AIM –
Return all lines with the word "planes" in them.

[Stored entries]
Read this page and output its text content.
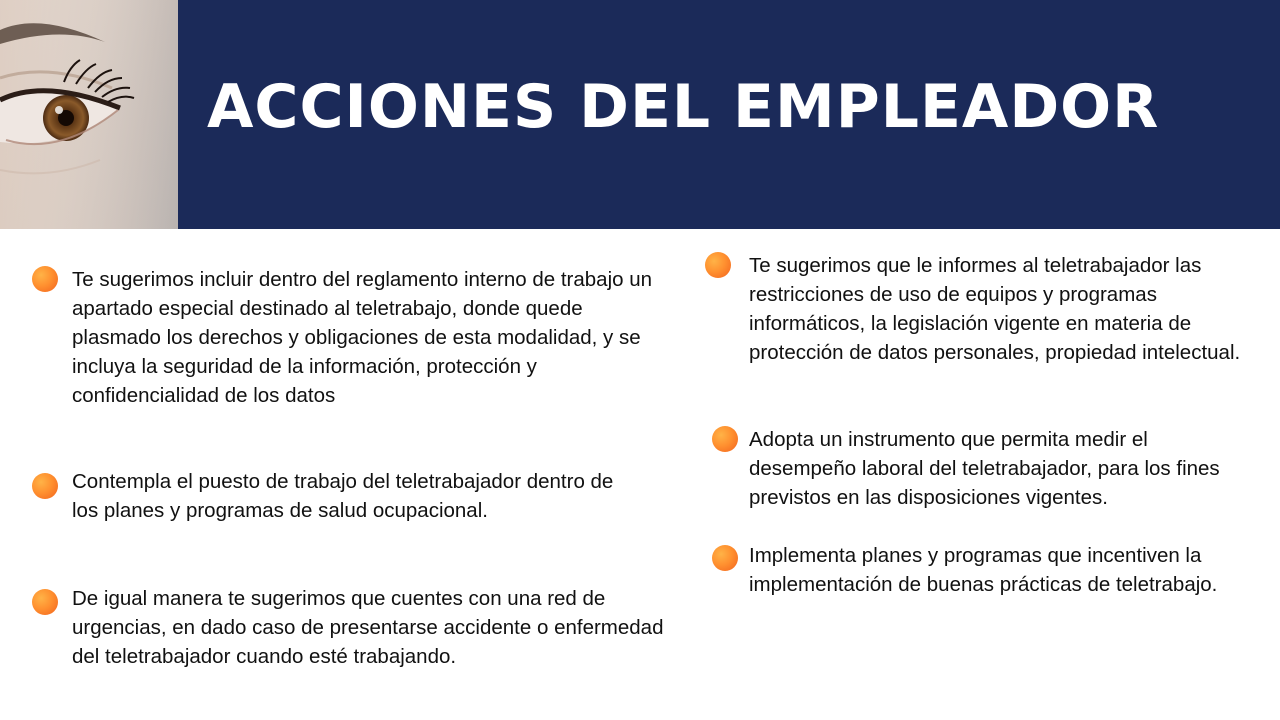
ACCIONES DEL EMPLEADOR

Te sugerimos incluir dentro del reglamento interno de trabajo un apartado especial destinado al teletrabajo, donde quede plasmado los derechos y obligaciones de esta modalidad, y se incluya la seguridad de la información, protección y confidencialidad de los datos

Contempla el puesto de trabajo del teletrabajador dentro de los planes y programas de salud ocupacional.

De igual manera te sugerimos que cuentes con una red de urgencias, en dado caso de presentarse accidente o enfermedad del teletrabajador cuando esté trabajando.

Te sugerimos que le informes al teletrabajador las restricciones de uso de equipos y programas informáticos, la legislación vigente en materia de protección de datos personales, propiedad intelectual.

Adopta un instrumento que permita medir el desempeño laboral del teletrabajador, para los fines previstos en las disposiciones vigentes.

Implementa planes y programas que incentiven la implementación de buenas prácticas de teletrabajo.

EXERCISE SOLUTION –
Contempla el puesto de trabajo del teletrabajador dentro de los planes y programas de salud ocupacional.
Implementa planes y programas que incentiven la implementación de buenas prácticas de teletrabajo.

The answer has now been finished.